* [Records provided]:
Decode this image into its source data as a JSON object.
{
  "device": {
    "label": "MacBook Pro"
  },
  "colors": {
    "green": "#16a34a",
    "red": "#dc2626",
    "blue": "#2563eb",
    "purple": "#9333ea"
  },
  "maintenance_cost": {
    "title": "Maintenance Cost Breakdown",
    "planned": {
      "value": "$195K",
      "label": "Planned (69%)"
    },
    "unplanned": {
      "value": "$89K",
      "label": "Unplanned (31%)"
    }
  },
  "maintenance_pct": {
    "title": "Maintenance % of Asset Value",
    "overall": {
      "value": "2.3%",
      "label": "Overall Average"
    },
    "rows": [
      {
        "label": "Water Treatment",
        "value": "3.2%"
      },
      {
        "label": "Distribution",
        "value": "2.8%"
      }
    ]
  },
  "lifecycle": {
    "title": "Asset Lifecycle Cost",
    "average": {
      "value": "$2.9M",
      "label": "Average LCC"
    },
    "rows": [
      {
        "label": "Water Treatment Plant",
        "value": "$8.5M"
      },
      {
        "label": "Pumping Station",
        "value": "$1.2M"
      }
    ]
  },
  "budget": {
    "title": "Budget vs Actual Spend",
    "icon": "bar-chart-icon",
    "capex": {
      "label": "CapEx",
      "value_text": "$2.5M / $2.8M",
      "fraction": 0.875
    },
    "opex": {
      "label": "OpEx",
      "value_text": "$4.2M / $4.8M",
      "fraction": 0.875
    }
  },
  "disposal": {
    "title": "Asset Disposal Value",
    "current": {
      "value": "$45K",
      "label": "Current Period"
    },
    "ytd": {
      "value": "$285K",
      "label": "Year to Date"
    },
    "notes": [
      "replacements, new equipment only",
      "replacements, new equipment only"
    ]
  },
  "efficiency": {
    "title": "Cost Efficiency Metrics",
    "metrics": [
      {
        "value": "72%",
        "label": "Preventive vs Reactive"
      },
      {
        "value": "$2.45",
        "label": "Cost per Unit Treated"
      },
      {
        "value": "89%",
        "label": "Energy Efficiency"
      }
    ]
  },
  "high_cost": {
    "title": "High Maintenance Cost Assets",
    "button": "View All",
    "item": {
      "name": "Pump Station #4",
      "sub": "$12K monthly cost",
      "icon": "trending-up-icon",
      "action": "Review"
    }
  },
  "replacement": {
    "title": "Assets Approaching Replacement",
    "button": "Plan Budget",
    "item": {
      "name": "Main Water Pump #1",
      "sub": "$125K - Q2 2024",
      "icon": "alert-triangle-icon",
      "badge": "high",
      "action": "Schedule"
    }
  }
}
--
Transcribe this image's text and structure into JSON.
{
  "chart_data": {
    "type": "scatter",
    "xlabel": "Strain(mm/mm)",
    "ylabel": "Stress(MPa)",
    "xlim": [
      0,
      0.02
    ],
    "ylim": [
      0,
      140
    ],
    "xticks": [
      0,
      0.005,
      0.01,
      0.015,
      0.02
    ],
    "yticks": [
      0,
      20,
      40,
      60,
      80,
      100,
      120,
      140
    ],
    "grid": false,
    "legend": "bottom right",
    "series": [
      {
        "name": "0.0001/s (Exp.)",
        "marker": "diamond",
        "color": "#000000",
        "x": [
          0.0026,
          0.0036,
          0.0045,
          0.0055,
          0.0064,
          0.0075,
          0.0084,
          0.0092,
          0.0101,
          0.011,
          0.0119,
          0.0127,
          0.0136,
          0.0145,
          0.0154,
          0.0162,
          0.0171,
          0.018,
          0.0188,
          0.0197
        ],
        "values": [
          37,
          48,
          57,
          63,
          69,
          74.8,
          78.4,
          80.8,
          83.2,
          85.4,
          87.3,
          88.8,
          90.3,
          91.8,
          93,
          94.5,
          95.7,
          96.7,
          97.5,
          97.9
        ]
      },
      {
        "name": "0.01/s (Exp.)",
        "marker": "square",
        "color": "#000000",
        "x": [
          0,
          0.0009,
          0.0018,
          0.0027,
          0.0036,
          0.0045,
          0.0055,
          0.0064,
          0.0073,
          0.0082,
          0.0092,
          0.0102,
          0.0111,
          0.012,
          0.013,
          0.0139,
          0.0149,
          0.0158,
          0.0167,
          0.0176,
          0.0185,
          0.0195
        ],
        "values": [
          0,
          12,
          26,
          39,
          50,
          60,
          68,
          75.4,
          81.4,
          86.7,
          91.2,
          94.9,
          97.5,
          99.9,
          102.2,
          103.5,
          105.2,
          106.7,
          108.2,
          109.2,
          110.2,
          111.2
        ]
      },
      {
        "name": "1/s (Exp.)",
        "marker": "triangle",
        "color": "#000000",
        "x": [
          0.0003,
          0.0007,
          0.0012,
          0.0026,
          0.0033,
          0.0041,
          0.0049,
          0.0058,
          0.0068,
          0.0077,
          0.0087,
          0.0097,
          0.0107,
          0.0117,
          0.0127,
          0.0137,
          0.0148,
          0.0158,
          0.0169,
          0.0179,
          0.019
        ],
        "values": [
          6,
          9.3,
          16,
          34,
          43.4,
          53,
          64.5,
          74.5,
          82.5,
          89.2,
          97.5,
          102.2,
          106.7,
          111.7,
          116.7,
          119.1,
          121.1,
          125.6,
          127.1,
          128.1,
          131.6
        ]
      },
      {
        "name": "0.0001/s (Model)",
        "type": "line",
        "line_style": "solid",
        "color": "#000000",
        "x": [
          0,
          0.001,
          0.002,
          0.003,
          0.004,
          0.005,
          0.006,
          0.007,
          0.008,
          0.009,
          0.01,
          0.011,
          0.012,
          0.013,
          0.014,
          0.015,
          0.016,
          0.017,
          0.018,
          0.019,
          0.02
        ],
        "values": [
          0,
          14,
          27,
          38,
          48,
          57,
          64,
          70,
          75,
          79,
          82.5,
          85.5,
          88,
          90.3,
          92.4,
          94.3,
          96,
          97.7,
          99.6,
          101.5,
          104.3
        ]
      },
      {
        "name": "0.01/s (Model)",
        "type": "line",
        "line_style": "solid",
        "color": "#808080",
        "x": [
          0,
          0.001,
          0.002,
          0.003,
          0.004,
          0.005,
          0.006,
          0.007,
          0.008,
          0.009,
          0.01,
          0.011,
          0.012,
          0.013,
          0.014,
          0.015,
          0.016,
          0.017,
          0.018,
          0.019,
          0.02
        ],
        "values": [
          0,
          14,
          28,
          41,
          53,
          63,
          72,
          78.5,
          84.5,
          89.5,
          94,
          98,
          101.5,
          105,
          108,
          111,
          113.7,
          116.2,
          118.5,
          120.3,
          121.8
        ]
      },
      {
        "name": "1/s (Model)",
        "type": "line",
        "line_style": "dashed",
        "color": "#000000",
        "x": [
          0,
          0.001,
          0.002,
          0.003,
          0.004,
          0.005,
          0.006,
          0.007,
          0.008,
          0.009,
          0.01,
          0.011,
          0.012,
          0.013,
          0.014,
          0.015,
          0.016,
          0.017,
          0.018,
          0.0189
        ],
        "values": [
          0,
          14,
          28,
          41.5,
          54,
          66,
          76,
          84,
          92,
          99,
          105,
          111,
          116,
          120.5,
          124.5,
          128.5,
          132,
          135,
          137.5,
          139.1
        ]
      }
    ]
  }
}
---
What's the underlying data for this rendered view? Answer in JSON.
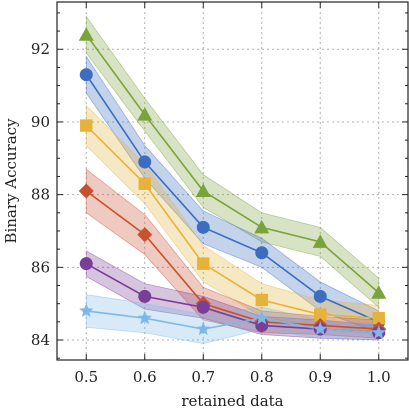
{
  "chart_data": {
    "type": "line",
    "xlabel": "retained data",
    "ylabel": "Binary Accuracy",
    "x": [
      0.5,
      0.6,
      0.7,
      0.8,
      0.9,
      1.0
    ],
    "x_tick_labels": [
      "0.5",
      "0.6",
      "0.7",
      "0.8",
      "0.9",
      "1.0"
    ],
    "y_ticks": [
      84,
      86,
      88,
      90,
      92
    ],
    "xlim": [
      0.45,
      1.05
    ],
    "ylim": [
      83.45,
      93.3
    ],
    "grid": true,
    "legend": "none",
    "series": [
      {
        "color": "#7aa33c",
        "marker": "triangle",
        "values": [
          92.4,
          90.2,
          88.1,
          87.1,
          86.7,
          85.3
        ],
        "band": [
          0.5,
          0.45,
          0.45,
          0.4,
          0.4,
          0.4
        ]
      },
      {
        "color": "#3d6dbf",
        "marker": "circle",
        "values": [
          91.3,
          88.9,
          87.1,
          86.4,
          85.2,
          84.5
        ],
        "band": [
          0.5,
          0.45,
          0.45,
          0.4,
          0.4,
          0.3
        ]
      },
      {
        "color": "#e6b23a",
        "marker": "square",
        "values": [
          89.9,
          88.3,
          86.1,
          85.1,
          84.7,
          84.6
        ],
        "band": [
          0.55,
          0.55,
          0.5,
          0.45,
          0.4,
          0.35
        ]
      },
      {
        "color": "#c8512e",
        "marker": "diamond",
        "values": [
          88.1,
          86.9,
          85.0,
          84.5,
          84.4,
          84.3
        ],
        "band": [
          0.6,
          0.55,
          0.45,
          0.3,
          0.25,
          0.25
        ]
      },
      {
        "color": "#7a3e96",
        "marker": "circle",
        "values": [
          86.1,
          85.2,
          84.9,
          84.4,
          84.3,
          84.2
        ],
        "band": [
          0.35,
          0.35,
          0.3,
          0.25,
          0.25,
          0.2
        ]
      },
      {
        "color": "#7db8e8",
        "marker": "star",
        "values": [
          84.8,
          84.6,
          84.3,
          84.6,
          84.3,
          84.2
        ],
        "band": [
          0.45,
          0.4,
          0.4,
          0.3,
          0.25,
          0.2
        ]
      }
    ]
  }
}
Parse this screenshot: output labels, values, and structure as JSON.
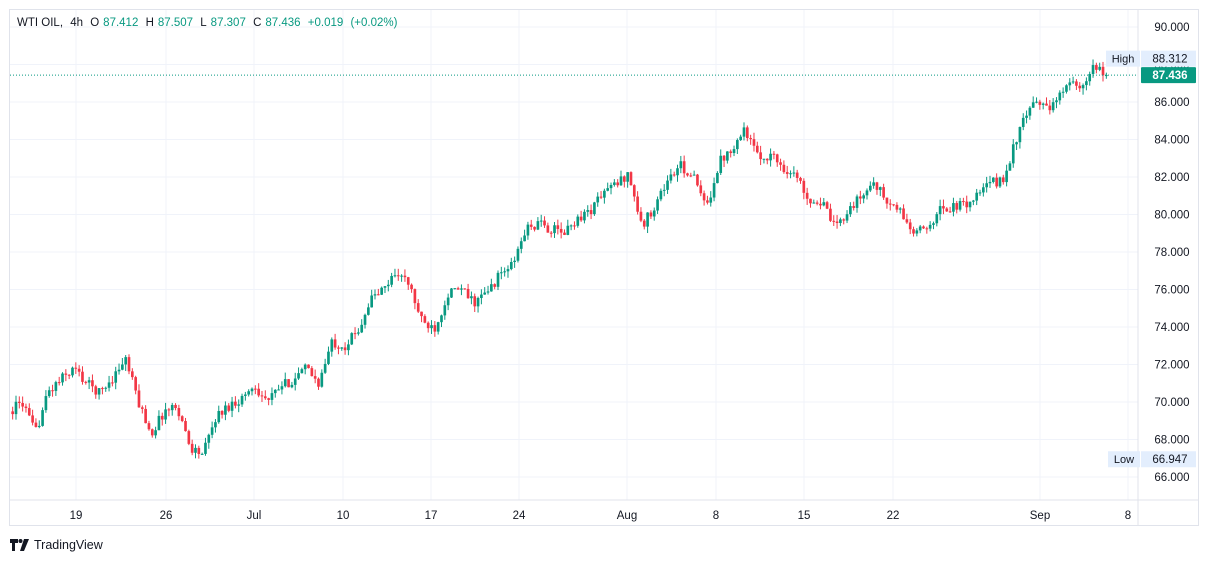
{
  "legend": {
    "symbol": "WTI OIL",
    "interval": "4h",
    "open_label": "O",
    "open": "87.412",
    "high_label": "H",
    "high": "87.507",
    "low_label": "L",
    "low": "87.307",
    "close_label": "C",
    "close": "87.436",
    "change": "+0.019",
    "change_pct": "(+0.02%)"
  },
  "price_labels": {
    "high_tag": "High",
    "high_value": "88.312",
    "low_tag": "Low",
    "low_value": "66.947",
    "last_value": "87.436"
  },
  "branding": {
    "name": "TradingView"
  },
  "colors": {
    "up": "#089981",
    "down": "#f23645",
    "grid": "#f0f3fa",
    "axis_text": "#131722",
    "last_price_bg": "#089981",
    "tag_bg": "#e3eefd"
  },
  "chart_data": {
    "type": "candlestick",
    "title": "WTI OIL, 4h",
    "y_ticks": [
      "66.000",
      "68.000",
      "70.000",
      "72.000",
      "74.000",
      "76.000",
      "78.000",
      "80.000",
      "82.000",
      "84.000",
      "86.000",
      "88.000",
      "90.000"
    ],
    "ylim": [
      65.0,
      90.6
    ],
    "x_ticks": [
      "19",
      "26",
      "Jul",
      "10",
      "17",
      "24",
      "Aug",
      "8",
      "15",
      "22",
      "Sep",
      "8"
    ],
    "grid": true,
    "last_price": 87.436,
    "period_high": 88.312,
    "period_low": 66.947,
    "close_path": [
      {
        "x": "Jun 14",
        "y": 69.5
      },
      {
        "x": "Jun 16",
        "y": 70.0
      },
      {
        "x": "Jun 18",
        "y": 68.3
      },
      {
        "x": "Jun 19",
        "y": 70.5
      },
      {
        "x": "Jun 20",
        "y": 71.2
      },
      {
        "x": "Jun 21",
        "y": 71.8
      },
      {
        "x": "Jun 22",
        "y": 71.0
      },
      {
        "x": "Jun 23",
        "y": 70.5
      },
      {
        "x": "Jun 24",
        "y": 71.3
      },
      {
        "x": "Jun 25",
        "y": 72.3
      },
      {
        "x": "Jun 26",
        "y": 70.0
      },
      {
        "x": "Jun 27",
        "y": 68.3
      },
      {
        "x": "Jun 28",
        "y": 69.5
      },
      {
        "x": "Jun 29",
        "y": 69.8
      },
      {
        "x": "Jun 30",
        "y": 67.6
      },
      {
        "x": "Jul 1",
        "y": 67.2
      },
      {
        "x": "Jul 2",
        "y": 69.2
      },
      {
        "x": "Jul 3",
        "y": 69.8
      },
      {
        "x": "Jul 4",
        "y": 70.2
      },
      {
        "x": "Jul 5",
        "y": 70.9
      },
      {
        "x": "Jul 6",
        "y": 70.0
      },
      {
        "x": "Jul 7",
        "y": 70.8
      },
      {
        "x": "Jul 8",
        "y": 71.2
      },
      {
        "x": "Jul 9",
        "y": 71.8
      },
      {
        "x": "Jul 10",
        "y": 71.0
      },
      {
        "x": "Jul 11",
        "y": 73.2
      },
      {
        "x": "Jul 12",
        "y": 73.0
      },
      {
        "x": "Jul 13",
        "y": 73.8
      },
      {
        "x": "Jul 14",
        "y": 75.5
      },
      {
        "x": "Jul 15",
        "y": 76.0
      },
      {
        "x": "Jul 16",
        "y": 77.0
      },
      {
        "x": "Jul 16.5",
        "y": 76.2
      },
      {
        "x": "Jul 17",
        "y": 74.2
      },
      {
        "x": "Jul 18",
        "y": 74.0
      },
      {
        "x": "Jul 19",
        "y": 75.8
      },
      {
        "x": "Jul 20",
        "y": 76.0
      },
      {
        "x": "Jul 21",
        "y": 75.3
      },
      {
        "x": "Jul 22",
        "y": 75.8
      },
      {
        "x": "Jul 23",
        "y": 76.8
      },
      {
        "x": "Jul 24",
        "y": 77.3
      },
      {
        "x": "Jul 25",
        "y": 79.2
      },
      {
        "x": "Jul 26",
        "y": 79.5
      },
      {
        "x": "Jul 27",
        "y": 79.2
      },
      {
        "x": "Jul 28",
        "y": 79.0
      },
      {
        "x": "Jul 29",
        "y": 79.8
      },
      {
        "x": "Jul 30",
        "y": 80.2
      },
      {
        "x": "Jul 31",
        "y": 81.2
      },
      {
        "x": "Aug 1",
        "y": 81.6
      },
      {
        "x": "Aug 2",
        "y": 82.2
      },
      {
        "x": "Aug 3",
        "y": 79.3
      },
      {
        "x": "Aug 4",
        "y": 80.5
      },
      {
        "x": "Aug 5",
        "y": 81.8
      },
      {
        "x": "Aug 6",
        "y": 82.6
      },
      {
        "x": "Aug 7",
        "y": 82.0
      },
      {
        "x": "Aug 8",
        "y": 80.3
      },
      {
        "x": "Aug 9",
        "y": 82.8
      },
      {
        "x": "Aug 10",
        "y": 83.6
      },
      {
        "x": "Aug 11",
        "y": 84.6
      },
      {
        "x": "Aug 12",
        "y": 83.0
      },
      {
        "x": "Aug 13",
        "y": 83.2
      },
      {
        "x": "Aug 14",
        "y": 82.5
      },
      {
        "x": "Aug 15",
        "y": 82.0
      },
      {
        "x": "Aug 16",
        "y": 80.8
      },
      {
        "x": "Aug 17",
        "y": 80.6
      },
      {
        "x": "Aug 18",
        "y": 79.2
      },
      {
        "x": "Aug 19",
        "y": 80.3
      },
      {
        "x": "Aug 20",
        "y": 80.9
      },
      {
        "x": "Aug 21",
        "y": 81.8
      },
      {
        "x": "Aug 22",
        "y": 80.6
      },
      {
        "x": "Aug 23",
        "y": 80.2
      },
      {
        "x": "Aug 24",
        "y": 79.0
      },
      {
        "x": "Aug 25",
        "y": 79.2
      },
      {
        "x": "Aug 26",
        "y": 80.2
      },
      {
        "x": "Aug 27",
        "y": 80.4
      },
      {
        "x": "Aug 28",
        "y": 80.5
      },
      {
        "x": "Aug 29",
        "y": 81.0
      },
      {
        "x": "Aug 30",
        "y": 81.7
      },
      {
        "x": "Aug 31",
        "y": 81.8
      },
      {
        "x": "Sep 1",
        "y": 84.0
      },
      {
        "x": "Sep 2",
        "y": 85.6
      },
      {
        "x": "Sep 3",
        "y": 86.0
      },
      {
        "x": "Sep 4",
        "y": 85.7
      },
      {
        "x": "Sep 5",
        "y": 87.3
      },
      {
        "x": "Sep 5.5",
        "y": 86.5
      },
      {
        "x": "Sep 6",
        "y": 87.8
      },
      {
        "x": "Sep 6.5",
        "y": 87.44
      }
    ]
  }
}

* [Task brief]:
Return the number of lines that include the word "title", and nothing else.

* [Output for this exercise]:
9